*Material for this task*.
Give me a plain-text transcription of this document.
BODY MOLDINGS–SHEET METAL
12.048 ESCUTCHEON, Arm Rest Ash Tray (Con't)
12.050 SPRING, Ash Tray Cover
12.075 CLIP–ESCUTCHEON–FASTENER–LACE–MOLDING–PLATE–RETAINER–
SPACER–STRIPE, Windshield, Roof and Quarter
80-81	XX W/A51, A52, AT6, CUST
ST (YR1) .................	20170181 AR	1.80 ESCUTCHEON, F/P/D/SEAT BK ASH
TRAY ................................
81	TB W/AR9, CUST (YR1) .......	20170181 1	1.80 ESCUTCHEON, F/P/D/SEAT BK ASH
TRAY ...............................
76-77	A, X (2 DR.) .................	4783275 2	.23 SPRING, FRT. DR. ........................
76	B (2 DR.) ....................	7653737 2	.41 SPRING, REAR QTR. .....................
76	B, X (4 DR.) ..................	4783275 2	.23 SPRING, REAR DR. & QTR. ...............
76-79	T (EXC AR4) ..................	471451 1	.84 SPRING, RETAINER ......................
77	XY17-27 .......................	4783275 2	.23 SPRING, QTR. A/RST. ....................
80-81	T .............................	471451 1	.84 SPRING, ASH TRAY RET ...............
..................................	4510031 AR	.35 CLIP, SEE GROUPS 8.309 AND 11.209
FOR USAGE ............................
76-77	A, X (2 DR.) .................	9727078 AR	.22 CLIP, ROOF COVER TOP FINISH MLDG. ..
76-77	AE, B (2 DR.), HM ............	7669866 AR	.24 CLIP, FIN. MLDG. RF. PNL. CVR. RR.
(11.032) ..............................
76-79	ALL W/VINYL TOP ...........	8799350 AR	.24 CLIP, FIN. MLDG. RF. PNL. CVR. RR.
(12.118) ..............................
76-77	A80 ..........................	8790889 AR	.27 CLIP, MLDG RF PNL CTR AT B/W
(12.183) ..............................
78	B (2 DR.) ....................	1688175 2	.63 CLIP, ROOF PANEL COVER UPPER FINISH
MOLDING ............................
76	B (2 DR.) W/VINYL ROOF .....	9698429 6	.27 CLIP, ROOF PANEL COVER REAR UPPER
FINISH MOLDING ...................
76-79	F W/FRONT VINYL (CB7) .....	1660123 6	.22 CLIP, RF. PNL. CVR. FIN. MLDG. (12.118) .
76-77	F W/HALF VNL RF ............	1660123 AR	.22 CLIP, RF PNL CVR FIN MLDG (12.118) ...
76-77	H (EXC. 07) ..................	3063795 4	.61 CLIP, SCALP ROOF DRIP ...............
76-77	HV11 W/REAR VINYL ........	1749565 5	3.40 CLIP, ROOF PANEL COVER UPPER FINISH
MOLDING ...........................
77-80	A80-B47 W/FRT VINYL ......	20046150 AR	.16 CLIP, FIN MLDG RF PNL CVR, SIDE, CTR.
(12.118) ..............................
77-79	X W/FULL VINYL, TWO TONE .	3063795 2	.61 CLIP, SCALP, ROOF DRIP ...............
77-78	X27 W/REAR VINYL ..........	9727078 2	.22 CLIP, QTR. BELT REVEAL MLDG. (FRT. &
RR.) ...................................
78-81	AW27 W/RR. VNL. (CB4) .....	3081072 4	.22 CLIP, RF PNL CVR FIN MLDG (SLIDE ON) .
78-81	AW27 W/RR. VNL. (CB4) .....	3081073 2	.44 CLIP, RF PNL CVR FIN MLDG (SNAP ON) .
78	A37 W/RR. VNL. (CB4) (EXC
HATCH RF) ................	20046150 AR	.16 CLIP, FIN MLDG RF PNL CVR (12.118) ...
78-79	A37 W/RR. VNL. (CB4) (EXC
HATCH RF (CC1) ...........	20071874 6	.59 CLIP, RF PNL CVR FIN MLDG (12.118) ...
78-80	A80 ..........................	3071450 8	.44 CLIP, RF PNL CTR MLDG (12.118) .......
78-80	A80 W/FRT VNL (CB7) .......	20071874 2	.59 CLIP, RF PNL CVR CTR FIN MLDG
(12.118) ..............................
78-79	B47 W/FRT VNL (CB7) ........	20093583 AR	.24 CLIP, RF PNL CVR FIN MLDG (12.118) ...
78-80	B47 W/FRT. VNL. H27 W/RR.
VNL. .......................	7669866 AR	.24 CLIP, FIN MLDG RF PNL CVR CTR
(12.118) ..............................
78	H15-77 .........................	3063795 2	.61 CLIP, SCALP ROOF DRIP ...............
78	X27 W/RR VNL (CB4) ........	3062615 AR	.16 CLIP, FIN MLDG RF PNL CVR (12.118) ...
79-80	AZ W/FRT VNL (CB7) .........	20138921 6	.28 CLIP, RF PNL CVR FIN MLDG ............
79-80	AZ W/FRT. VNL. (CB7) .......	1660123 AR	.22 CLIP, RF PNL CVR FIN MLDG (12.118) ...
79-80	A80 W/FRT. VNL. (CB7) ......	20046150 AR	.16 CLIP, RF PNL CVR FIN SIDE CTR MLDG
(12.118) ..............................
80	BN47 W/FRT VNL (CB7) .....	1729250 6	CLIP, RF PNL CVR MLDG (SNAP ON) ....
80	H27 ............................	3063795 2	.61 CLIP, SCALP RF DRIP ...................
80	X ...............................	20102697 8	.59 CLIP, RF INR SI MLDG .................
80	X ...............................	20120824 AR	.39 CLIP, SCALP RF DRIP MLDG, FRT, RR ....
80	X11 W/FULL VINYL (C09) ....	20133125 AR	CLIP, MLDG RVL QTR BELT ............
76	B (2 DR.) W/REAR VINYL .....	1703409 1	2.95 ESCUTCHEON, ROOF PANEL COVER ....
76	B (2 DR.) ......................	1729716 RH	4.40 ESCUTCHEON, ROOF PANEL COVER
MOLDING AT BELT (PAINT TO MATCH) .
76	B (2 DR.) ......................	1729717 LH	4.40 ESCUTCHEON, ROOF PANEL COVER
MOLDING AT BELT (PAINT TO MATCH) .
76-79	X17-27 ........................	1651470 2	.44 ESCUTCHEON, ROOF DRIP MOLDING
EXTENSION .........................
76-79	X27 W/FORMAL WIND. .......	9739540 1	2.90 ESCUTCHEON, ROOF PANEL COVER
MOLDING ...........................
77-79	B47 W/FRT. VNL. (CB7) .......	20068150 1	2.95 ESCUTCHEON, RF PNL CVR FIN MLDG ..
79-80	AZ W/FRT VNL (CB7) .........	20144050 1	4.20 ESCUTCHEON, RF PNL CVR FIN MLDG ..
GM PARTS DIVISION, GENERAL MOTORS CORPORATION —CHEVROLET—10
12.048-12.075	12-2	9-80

*What to produce*.
From the listing, copy each line containing the word "SEAT".

*Completed task*.
ST (YR1) .................	20170181 AR	1.80 ESCUTCHEON, F/P/D/SEAT BK ASH
81	TB W/AR9, CUST (YR1) .......	20170181 1	1.80 ESCUTCHEON, F/P/D/SEAT BK ASH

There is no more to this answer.